#### What to work on
Send back all the data below, exactly as given.

* Begin Given data *

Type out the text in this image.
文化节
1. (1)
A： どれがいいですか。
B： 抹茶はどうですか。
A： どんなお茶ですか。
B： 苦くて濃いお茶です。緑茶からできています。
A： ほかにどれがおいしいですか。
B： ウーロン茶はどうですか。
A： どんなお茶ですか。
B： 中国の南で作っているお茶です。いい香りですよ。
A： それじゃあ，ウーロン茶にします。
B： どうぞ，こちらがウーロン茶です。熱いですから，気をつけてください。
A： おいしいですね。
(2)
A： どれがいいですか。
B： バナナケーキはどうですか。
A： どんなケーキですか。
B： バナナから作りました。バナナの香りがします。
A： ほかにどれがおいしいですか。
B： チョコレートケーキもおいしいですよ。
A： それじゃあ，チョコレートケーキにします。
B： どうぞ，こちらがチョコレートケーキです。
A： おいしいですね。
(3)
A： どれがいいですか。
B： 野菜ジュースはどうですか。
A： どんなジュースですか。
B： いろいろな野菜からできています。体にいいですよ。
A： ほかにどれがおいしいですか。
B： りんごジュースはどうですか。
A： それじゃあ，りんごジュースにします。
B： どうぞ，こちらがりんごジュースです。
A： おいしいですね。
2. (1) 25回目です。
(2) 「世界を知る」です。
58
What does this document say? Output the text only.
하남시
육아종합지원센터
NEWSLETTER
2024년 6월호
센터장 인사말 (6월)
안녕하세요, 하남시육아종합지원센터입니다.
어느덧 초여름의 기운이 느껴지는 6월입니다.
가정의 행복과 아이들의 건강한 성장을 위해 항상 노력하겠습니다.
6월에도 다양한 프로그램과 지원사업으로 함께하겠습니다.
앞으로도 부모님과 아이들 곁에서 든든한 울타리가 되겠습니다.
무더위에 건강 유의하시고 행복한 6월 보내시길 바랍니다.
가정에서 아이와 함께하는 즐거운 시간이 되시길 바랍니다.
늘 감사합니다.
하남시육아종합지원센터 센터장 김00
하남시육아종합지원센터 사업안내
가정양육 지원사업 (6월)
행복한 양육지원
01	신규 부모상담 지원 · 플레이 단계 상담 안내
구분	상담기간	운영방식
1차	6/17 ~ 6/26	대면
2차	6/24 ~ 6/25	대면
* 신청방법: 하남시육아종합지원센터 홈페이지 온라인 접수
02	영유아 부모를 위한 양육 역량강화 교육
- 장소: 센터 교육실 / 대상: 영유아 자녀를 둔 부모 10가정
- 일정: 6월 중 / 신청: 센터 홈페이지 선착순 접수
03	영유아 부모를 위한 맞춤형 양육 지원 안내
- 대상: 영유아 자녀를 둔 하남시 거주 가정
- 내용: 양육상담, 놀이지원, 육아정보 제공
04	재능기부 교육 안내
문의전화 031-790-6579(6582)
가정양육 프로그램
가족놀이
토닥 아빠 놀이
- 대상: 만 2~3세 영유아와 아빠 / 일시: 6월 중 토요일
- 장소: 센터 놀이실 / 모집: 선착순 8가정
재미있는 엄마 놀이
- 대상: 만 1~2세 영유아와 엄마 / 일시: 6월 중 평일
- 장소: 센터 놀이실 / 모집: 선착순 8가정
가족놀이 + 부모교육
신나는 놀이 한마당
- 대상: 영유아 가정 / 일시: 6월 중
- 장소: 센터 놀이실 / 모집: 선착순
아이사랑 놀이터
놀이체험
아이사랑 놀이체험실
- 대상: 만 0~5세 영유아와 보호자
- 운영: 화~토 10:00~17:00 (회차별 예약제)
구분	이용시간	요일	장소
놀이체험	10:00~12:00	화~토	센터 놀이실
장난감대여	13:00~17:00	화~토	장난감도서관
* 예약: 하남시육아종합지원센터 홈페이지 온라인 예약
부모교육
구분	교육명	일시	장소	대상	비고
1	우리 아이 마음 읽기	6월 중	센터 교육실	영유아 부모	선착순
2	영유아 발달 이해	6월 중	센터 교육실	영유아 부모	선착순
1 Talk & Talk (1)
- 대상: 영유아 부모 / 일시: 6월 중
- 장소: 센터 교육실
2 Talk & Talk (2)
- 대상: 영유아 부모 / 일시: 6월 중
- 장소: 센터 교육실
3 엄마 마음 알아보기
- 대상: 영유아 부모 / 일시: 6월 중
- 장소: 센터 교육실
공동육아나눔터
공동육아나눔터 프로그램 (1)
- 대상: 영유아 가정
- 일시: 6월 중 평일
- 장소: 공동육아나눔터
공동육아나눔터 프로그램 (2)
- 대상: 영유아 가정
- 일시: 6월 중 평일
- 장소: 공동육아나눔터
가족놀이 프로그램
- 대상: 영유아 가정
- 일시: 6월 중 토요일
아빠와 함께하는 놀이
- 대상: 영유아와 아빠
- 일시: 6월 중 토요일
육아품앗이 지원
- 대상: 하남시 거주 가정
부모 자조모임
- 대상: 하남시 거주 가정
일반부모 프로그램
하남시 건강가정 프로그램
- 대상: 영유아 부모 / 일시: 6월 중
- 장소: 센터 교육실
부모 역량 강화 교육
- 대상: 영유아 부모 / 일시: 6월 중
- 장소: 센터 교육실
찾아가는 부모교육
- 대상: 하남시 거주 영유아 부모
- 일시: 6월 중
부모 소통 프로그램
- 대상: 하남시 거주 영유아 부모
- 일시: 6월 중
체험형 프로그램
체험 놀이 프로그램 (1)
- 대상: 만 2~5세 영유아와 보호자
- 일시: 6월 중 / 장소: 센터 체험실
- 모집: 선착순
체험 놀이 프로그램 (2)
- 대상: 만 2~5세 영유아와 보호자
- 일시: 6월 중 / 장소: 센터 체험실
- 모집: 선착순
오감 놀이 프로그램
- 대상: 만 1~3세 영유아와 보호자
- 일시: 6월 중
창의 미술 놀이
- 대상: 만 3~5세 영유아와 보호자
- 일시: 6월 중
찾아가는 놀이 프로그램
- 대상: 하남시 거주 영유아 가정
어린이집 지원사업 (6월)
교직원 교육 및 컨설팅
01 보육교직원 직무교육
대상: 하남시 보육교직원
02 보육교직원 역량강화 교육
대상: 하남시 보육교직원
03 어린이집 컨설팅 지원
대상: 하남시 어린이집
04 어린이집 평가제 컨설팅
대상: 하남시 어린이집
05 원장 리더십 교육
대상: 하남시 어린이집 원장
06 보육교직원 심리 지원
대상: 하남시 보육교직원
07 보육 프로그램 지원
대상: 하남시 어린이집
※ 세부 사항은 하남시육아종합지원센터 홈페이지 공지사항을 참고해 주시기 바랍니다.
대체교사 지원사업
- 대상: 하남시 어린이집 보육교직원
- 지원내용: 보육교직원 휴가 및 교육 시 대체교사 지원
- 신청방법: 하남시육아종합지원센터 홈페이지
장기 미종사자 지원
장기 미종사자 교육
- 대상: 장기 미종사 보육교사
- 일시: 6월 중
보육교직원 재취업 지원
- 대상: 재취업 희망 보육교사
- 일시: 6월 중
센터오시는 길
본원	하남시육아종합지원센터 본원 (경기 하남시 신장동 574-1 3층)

* End Given data *

#### Full solution
Type out the text in this image.
文化节
1. (1)
A： どれがいいですか。
B： 抹茶はどうですか。
A： どんなお茶ですか。
B： 苦くて濃いお茶です。緑茶からできています。
A： ほかにどれがおいしいですか。
B： ウーロン茶はどうですか。
A： どんなお茶ですか。
B： 中国の南で作っているお茶です。いい香りですよ。
A： それじゃあ，ウーロン茶にします。
B： どうぞ，こちらがウーロン茶です。熱いですから，気をつけてください。
A： おいしいですね。
(2)
A： どれがいいですか。
B： バナナケーキはどうですか。
A： どんなケーキですか。
B： バナナから作りました。バナナの香りがします。
A： ほかにどれがおいしいですか。
B： チョコレートケーキもおいしいですよ。
A： それじゃあ，チョコレートケーキにします。
B： どうぞ，こちらがチョコレートケーキです。
A： おいしいですね。
(3)
A： どれがいいですか。
B： 野菜ジュースはどうですか。
A： どんなジュースですか。
B： いろいろな野菜からできています。体にいいですよ。
A： ほかにどれがおいしいですか。
B： りんごジュースはどうですか。
A： それじゃあ，りんごジュースにします。
B： どうぞ，こちらがりんごジュースです。
A： おいしいですね。
2. (1) 25回目です。
(2) 「世界を知る」です。
58
What does this document say? Output the text only.
하남시
육아종합지원센터
NEWSLETTER
2024년 6월호
센터장 인사말 (6월)
안녕하세요, 하남시육아종합지원센터입니다.
어느덧 초여름의 기운이 느껴지는 6월입니다.
가정의 행복과 아이들의 건강한 성장을 위해 항상 노력하겠습니다.
6월에도 다양한 프로그램과 지원사업으로 함께하겠습니다.
앞으로도 부모님과 아이들 곁에서 든든한 울타리가 되겠습니다.
무더위에 건강 유의하시고 행복한 6월 보내시길 바랍니다.
가정에서 아이와 함께하는 즐거운 시간이 되시길 바랍니다.
늘 감사합니다.
하남시육아종합지원센터 센터장 김00
하남시육아종합지원센터 사업안내
가정양육 지원사업 (6월)
행복한 양육지원
01	신규 부모상담 지원 · 플레이 단계 상담 안내
구분	상담기간	운영방식
1차	6/17 ~ 6/26	대면
2차	6/24 ~ 6/25	대면
* 신청방법: 하남시육아종합지원센터 홈페이지 온라인 접수
02	영유아 부모를 위한 양육 역량강화 교육
- 장소: 센터 교육실 / 대상: 영유아 자녀를 둔 부모 10가정
- 일정: 6월 중 / 신청: 센터 홈페이지 선착순 접수
03	영유아 부모를 위한 맞춤형 양육 지원 안내
- 대상: 영유아 자녀를 둔 하남시 거주 가정
- 내용: 양육상담, 놀이지원, 육아정보 제공
04	재능기부 교육 안내
문의전화 031-790-6579(6582)
가정양육 프로그램
가족놀이
토닥 아빠 놀이
- 대상: 만 2~3세 영유아와 아빠 / 일시: 6월 중 토요일
- 장소: 센터 놀이실 / 모집: 선착순 8가정
재미있는 엄마 놀이
- 대상: 만 1~2세 영유아와 엄마 / 일시: 6월 중 평일
- 장소: 센터 놀이실 / 모집: 선착순 8가정
가족놀이 + 부모교육
신나는 놀이 한마당
- 대상: 영유아 가정 / 일시: 6월 중
- 장소: 센터 놀이실 / 모집: 선착순
아이사랑 놀이터
놀이체험
아이사랑 놀이체험실
- 대상: 만 0~5세 영유아와 보호자
- 운영: 화~토 10:00~17:00 (회차별 예약제)
구분	이용시간	요일	장소
놀이체험	10:00~12:00	화~토	센터 놀이실
장난감대여	13:00~17:00	화~토	장난감도서관
* 예약: 하남시육아종합지원센터 홈페이지 온라인 예약
부모교육
구분	교육명	일시	장소	대상	비고
1	우리 아이 마음 읽기	6월 중	센터 교육실	영유아 부모	선착순
2	영유아 발달 이해	6월 중	센터 교육실	영유아 부모	선착순
1 Talk & Talk (1)
- 대상: 영유아 부모 / 일시: 6월 중
- 장소: 센터 교육실
2 Talk & Talk (2)
- 대상: 영유아 부모 / 일시: 6월 중
- 장소: 센터 교육실
3 엄마 마음 알아보기
- 대상: 영유아 부모 / 일시: 6월 중
- 장소: 센터 교육실
공동육아나눔터
공동육아나눔터 프로그램 (1)
- 대상: 영유아 가정
- 일시: 6월 중 평일
- 장소: 공동육아나눔터
공동육아나눔터 프로그램 (2)
- 대상: 영유아 가정
- 일시: 6월 중 평일
- 장소: 공동육아나눔터
가족놀이 프로그램
- 대상: 영유아 가정
- 일시: 6월 중 토요일
아빠와 함께하는 놀이
- 대상: 영유아와 아빠
- 일시: 6월 중 토요일
육아품앗이 지원
- 대상: 하남시 거주 가정
부모 자조모임
- 대상: 하남시 거주 가정
일반부모 프로그램
하남시 건강가정 프로그램
- 대상: 영유아 부모 / 일시: 6월 중
- 장소: 센터 교육실
부모 역량 강화 교육
- 대상: 영유아 부모 / 일시: 6월 중
- 장소: 센터 교육실
찾아가는 부모교육
- 대상: 하남시 거주 영유아 부모
- 일시: 6월 중
부모 소통 프로그램
- 대상: 하남시 거주 영유아 부모
- 일시: 6월 중
체험형 프로그램
체험 놀이 프로그램 (1)
- 대상: 만 2~5세 영유아와 보호자
- 일시: 6월 중 / 장소: 센터 체험실
- 모집: 선착순
체험 놀이 프로그램 (2)
- 대상: 만 2~5세 영유아와 보호자
- 일시: 6월 중 / 장소: 센터 체험실
- 모집: 선착순
오감 놀이 프로그램
- 대상: 만 1~3세 영유아와 보호자
- 일시: 6월 중
창의 미술 놀이
- 대상: 만 3~5세 영유아와 보호자
- 일시: 6월 중
찾아가는 놀이 프로그램
- 대상: 하남시 거주 영유아 가정
어린이집 지원사업 (6월)
교직원 교육 및 컨설팅
01 보육교직원 직무교육
대상: 하남시 보육교직원
02 보육교직원 역량강화 교육
대상: 하남시 보육교직원
03 어린이집 컨설팅 지원
대상: 하남시 어린이집
04 어린이집 평가제 컨설팅
대상: 하남시 어린이집
05 원장 리더십 교육
대상: 하남시 어린이집 원장
06 보육교직원 심리 지원
대상: 하남시 보육교직원
07 보육 프로그램 지원
대상: 하남시 어린이집
※ 세부 사항은 하남시육아종합지원센터 홈페이지 공지사항을 참고해 주시기 바랍니다.
대체교사 지원사업
- 대상: 하남시 어린이집 보육교직원
- 지원내용: 보육교직원 휴가 및 교육 시 대체교사 지원
- 신청방법: 하남시육아종합지원센터 홈페이지
장기 미종사자 지원
장기 미종사자 교육
- 대상: 장기 미종사 보육교사
- 일시: 6월 중
보육교직원 재취업 지원
- 대상: 재취업 희망 보육교사
- 일시: 6월 중
센터오시는 길
본원	하남시육아종합지원센터 본원 (경기 하남시 신장동 574-1 3층)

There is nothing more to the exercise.